--- START OF EXERCISE MATERIALS ---

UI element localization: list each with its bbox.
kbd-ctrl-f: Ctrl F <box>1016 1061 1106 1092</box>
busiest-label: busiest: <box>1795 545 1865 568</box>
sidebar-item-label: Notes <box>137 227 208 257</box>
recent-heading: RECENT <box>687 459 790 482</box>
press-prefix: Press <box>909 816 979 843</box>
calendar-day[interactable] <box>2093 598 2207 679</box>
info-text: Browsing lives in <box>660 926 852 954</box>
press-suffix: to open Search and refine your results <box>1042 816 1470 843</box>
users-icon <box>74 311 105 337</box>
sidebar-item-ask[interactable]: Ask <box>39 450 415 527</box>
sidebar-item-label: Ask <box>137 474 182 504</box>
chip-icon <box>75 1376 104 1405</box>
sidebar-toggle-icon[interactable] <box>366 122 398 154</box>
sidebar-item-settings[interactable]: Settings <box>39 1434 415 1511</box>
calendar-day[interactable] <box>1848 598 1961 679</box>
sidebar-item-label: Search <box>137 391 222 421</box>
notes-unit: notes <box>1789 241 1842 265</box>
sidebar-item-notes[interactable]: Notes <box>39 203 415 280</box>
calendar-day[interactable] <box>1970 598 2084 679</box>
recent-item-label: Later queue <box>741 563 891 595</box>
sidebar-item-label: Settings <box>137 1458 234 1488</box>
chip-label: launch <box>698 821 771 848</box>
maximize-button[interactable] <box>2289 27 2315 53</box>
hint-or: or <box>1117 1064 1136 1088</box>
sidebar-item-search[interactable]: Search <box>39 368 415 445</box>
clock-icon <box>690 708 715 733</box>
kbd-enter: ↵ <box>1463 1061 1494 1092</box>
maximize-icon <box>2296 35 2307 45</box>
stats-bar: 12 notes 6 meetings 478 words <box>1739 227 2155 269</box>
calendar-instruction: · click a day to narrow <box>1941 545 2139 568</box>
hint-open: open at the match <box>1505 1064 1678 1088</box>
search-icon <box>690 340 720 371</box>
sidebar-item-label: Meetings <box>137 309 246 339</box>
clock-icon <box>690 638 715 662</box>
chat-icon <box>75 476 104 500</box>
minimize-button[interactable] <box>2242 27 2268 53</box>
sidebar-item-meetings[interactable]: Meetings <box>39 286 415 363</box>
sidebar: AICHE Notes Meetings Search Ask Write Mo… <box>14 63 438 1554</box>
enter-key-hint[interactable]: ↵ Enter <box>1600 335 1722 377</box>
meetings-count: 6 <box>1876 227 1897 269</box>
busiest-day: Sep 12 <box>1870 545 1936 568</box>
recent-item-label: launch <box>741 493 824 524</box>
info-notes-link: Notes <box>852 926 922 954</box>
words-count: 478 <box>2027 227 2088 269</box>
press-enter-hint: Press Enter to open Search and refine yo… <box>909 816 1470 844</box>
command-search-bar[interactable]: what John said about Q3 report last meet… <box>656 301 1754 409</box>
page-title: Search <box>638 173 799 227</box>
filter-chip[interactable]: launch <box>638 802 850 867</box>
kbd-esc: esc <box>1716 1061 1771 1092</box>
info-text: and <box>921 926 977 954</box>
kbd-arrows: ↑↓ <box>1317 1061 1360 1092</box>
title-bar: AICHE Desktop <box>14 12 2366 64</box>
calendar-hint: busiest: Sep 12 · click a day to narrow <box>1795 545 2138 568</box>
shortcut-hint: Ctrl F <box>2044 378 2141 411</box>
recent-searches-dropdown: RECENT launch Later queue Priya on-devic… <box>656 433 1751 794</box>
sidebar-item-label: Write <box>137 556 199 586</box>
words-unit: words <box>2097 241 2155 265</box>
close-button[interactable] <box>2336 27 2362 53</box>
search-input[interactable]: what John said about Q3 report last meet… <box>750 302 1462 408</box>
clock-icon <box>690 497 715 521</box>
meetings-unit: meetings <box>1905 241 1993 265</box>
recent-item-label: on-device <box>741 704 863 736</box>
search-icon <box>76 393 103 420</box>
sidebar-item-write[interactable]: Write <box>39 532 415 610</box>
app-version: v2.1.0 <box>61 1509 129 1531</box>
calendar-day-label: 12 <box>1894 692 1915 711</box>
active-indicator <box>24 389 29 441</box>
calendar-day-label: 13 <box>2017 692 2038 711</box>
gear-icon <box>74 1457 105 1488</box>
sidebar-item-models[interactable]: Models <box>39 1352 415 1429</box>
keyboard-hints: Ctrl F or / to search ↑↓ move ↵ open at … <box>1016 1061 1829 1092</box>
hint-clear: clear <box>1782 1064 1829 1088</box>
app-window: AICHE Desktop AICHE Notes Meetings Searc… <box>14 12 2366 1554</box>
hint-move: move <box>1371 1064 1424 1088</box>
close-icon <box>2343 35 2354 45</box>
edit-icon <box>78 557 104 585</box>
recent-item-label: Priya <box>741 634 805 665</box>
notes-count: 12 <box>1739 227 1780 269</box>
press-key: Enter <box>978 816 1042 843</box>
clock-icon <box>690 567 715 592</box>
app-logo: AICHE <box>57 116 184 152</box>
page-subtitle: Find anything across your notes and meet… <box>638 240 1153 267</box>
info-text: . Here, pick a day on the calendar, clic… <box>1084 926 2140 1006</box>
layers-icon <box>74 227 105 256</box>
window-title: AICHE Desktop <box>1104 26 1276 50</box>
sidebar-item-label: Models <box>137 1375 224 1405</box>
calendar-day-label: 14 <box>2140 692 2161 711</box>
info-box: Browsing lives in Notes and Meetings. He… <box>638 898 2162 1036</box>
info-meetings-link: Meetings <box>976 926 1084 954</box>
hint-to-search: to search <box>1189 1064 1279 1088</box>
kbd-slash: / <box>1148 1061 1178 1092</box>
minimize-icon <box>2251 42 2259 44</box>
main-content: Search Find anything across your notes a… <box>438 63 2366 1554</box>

--- END OF EXERCISE MATERIALS ---

→ SET PROBLEM: Format every line of the items as a JSON list of strings, with one string per line and no blank lines.

→ EXERCISE ANSWER:
[
  "UI element localization: list each with its bbox.",
  "kbd-ctrl-f: Ctrl F <box>1016 1061 1106 1092</box>",
  "busiest-label: busiest: <box>1795 545 1865 568</box>",
  "sidebar-item-label: Notes <box>137 227 208 257</box>",
  "recent-heading: RECENT <box>687 459 790 482</box>",
  "press-prefix: Press <box>909 816 979 843</box>",
  "calendar-day[interactable] <box>2093 598 2207 679</box>",
  "info-text: Browsing lives in <box>660 926 852 954</box>",
  "press-suffix: to open Search and refine your results <box>1042 816 1470 843</box>",
  "users-icon <box>74 311 105 337</box>",
  "sidebar-item-ask[interactable]: Ask <box>39 450 415 527</box>",
  "sidebar-item-label: Ask <box>137 474 182 504</box>",
  "chip-icon <box>75 1376 104 1405</box>",
  "sidebar-toggle-icon[interactable] <box>366 122 398 154</box>",
  "sidebar-item-settings[interactable]: Settings <box>39 1434 415 1511</box>",
  "calendar-day[interactable] <box>1848 598 1961 679</box>",
  "sidebar-item-label: Search <box>137 391 222 421</box>",
  "notes-unit: notes <box>1789 241 1842 265</box>",
  "sidebar-item-notes[interactable]: Notes <box>39 203 415 280</box>",
  "calendar-day[interactable] <box>1970 598 2084 679</box>",
  "recent-item-label: Later queue <box>741 563 891 595</box>",
  "sidebar-item-label: Settings <box>137 1458 234 1488</box>",
  "chip-label: launch <box>698 821 771 848</box>",
  "maximize-button[interactable] <box>2289 27 2315 53</box>",
  "hint-or: or <box>1117 1064 1136 1088</box>",
  "sidebar-item-search[interactable]: Search <box>39 368 415 445</box>",
  "clock-icon <box>690 708 715 733</box>",
  "kbd-enter: ↵ <box>1463 1061 1494 1092</box>",
  "maximize-icon <box>2296 35 2307 45</box>",
  "stats-bar: 12 notes 6 meetings 478 words <box>1739 227 2155 269</box>",
  "calendar-instruction: · click a day to narrow <box>1941 545 2139 568</box>",
  "hint-open: open at the match <box>1505 1064 1678 1088</box>",
  "search-icon <box>690 340 720 371</box>",
  "sidebar-item-label: Meetings <box>137 309 246 339</box>",
  "clock-icon <box>690 638 715 662</box>",
  "chat-icon <box>75 476 104 500</box>",
  "minimize-button[interactable] <box>2242 27 2268 53</box>",
  "sidebar-item-meetings[interactable]: Meetings <box>39 286 415 363</box>",
  "sidebar: AICHE Notes Meetings Search Ask Write Mo… <box>14 63 438 1554</box>",
  "enter-key-hint[interactable]: ↵ Enter <box>1600 335 1722 377</box>",
  "meetings-count: 6 <box>1876 227 1897 269</box>",
  "busiest-day: Sep 12 <box>1870 545 1936 568</box>",
  "recent-item-label: launch <box>741 493 824 524</box>",
  "info-notes-link: Notes <box>852 926 922 954</box>",
  "words-count: 478 <box>2027 227 2088 269</box>",
  "press-enter-hint: Press Enter to open Search and refine yo… <box>909 816 1470 844</box>",
  "command-search-bar[interactable]: what John said about Q3 report last meet… <box>656 301 1754 409</box>",
  "page-title: Search <box>638 173 799 227</box>",
  "filter-chip[interactable]: launch <box>638 802 850 867</box>",
  "kbd-esc: esc <box>1716 1061 1771 1092</box>",
  "info-text: and <box>921 926 977 954</box>",
  "kbd-arrows: ↑↓ <box>1317 1061 1360 1092</box>",
  "title-bar: AICHE Desktop <box>14 12 2366 64</box>",
  "calendar-hint: busiest: Sep 12 · click a day to narrow <box>1795 545 2138 568</box>",
  "shortcut-hint: Ctrl F <box>2044 378 2141 411</box>",
  "recent-searches-dropdown: RECENT launch Later queue Priya on-devic… <box>656 433 1751 794</box>",
  "sidebar-item-label: Write <box>137 556 199 586</box>",
  "words-unit: words <box>2097 241 2155 265</box>",
  "close-button[interactable] <box>2336 27 2362 53</box>",
  "search-input[interactable]: what John said about Q3 report last meet… <box>750 302 1462 408</box>",
  "clock-icon <box>690 497 715 521</box>",
  "meetings-unit: meetings <box>1905 241 1993 265</box>",
  "recent-item-label: on-device <box>741 704 863 736</box>",
  "search-icon <box>76 393 103 420</box>",
  "sidebar-item-write[interactable]: Write <box>39 532 415 610</box>",
  "app-version: v2.1.0 <box>61 1509 129 1531</box>",
  "calendar-day-label: 12 <box>1894 692 1915 711</box>",
  "active-indicator <box>24 389 29 441</box>",
  "calendar-day-label: 13 <box>2017 692 2038 711</box>",
  "gear-icon <box>74 1457 105 1488</box>",
  "sidebar-item-models[interactable]: Models <box>39 1352 415 1429</box>",
  "keyboard-hints: Ctrl F or / to search ↑↓ move ↵ open at … <box>1016 1061 1829 1092</box>",
  "hint-clear: clear <box>1782 1064 1829 1088</box>",
  "app-window: AICHE Desktop AICHE Notes Meetings Searc… <box>14 12 2366 1554</box>",
  "hint-move: move <box>1371 1064 1424 1088</box>",
  "close-icon <box>2343 35 2354 45</box>",
  "edit-icon <box>78 557 104 585</box>",
  "recent-item-label: Priya <box>741 634 805 665</box>",
  "notes-count: 12 <box>1739 227 1780 269</box>",
  "press-key: Enter <box>978 816 1042 843</box>",
  "clock-icon <box>690 567 715 592</box>",
  "app-logo: AICHE <box>57 116 184 152</box>",
  "page-subtitle: Find anything across your notes and meet… <box>638 240 1153 267</box>",
  "info-text: . Here, pick a day on the calendar, clic… <box>1084 926 2140 1006</box>",
  "layers-icon <box>74 227 105 256</box>",
  "window-title: AICHE Desktop <box>1104 26 1276 50</box>",
  "sidebar-item-label: Models <box>137 1375 224 1405</box>",
  "calendar-day-label: 14 <box>2140 692 2161 711</box>",
  "info-box: Browsing lives in Notes and Meetings. He… <box>638 898 2162 1036</box>",
  "info-meetings-link: Meetings <box>976 926 1084 954</box>",
  "hint-to-search: to search <box>1189 1064 1279 1088</box>",
  "kbd-slash: / <box>1148 1061 1178 1092</box>",
  "minimize-icon <box>2251 42 2259 44</box>",
  "main-content: Search Find anything across your notes a… <box>438 63 2366 1554</box>"
]